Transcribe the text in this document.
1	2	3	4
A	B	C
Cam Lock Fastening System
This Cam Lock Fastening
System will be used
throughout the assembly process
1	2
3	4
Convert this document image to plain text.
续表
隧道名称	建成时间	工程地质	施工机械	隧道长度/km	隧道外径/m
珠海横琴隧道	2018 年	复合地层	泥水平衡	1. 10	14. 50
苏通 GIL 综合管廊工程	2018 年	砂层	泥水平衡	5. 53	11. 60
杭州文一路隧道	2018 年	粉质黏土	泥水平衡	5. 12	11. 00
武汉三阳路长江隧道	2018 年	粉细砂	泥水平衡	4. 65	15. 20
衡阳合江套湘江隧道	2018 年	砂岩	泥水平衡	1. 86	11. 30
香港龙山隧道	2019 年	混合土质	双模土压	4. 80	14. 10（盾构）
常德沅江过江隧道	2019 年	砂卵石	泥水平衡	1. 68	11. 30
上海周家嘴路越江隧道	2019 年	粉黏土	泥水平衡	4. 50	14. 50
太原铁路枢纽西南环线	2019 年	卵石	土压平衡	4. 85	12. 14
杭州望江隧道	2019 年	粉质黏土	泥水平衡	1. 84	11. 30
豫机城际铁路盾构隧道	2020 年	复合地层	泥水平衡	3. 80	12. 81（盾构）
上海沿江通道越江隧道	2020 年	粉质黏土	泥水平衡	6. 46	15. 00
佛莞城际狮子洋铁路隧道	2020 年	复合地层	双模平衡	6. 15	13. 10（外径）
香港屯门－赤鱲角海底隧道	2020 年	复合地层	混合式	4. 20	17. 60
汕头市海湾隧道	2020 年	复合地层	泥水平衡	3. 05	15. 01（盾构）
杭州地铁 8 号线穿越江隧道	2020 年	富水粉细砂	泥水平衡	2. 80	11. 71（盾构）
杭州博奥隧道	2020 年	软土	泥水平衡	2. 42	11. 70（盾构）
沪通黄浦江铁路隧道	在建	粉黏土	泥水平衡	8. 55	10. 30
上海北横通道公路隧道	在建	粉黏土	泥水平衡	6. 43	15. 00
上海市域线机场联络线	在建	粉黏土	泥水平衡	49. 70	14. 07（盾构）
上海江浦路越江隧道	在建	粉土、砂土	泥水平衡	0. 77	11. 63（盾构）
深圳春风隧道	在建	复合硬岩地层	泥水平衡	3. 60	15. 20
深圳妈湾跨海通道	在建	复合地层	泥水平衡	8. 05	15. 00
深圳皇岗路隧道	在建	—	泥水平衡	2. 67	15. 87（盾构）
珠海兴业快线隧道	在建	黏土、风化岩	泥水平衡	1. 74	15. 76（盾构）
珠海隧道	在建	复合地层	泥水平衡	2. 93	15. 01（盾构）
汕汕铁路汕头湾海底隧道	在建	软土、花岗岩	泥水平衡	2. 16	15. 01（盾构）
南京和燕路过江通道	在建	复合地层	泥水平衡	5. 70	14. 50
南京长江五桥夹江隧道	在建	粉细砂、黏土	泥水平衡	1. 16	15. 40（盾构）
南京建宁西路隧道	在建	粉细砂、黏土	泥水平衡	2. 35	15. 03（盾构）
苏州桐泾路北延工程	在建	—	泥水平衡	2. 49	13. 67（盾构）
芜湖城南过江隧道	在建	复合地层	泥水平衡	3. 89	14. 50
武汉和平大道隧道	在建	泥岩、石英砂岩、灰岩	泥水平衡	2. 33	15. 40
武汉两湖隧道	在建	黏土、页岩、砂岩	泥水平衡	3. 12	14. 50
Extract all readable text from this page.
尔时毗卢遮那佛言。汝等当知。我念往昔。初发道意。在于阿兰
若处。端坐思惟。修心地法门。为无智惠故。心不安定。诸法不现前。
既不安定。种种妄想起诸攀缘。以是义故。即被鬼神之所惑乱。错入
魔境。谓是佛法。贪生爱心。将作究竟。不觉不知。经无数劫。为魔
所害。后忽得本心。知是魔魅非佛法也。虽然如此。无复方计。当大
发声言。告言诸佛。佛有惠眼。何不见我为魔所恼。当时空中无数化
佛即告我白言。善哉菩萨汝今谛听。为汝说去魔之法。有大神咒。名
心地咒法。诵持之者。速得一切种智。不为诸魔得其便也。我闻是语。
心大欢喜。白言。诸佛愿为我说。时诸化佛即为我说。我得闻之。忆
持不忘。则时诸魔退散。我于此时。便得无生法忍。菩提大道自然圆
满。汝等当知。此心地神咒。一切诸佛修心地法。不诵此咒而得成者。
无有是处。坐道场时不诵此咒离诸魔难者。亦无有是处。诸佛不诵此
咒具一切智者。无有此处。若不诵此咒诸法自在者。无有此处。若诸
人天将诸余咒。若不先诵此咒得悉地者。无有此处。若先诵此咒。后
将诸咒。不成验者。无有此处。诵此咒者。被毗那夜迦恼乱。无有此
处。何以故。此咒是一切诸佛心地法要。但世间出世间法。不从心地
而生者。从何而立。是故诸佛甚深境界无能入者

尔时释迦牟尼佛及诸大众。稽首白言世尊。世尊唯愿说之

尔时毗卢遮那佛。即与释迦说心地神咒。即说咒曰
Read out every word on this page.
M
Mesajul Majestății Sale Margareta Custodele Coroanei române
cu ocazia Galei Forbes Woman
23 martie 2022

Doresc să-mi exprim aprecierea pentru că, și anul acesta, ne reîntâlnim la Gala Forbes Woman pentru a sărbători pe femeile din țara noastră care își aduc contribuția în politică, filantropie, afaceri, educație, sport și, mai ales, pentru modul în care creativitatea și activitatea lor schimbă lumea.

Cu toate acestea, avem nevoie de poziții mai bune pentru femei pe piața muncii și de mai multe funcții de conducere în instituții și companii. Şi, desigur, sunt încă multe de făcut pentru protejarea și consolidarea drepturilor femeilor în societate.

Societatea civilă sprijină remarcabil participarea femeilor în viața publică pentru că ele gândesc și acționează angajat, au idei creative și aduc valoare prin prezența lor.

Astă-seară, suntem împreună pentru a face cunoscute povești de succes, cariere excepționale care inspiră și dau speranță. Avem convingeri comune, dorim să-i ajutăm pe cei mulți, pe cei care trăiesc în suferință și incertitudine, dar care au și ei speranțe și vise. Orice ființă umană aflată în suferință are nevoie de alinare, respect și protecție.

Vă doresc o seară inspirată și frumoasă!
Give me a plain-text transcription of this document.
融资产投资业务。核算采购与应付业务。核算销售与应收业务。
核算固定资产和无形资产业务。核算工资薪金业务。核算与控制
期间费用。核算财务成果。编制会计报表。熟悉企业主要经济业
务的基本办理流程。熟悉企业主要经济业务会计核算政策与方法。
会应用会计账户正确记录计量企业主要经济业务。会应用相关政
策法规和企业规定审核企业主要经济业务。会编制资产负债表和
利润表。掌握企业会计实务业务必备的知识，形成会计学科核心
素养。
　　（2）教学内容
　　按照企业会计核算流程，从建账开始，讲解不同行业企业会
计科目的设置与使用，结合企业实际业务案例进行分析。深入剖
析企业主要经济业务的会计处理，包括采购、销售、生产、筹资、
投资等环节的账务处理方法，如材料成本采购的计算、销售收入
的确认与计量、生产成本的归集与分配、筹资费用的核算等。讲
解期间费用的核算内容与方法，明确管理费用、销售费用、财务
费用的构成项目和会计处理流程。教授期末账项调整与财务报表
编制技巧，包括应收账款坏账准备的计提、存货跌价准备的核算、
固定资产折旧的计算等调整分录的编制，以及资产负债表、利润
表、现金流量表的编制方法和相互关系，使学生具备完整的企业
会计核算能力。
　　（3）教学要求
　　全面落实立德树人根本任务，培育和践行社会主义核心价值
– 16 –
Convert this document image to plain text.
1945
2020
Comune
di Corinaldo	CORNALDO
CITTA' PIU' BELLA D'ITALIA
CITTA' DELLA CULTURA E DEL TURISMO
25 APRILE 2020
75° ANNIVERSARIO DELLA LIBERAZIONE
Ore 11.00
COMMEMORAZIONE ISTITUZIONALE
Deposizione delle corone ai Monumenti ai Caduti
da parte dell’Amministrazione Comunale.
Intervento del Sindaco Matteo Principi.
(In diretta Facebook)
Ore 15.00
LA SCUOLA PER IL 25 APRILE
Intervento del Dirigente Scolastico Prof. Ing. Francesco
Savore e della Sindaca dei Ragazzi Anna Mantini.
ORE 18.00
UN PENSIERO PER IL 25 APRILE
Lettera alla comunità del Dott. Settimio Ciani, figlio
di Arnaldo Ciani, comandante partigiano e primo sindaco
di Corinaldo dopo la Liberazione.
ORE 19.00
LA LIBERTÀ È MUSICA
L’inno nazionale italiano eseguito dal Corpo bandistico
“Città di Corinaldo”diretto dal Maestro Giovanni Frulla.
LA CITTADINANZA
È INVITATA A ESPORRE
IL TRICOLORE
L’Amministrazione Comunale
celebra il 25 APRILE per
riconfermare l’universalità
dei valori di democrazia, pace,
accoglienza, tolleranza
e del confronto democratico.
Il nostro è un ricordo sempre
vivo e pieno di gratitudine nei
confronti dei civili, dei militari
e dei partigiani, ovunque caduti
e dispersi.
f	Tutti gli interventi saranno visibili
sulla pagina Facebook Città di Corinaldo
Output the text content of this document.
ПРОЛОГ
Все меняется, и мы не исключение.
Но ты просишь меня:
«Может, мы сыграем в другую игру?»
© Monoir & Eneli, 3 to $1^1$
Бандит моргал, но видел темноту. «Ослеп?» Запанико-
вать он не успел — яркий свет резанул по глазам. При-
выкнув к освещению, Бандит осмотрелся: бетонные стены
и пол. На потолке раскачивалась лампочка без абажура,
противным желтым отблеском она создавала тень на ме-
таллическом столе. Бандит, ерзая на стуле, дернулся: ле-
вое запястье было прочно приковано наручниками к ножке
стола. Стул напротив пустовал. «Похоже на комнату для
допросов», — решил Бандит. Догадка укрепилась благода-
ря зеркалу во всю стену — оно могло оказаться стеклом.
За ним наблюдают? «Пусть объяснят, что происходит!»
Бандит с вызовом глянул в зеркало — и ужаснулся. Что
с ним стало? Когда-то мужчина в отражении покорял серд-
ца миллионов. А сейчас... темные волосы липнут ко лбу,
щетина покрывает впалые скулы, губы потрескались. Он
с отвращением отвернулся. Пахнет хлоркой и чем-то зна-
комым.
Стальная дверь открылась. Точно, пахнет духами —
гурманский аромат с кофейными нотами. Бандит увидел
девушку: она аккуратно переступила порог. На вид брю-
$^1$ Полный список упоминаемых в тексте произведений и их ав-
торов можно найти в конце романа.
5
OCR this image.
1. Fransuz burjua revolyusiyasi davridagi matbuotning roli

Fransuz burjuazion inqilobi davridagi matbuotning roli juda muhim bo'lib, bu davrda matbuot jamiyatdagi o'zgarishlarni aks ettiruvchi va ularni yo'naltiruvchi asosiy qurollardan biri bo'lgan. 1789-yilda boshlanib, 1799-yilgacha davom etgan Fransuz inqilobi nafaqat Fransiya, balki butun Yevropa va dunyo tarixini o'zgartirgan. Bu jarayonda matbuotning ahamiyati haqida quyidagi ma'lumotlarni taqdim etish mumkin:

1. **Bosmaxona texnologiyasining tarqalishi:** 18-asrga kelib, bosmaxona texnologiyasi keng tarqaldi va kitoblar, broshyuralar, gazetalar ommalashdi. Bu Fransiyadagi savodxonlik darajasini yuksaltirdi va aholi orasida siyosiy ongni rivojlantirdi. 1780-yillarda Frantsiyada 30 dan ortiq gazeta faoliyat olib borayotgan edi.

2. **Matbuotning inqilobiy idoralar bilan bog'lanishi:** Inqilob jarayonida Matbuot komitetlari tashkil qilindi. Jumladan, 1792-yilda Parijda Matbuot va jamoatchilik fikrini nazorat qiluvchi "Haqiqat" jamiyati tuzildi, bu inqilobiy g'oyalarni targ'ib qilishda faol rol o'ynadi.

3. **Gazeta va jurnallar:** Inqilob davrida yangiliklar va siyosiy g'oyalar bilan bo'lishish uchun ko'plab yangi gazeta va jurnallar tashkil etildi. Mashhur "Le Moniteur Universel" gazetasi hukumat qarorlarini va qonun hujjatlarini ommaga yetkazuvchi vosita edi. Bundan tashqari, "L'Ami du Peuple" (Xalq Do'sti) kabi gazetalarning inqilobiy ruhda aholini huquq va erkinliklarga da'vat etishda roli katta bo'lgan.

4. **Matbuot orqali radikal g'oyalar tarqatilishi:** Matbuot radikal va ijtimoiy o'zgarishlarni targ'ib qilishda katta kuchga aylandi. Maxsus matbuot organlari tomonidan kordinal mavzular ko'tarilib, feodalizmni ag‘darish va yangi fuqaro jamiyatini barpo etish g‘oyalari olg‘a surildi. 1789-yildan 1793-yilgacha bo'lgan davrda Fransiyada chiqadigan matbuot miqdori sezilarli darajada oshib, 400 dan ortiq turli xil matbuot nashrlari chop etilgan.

+ + + + + + +

▶ EXERCISE DESCRIPTION
Each line above that includes "Facebook" should be shown.

▶ SOLUTION TO THE EXERCISE
(In diretta Facebook)
sulla pagina Facebook Città di Corinaldo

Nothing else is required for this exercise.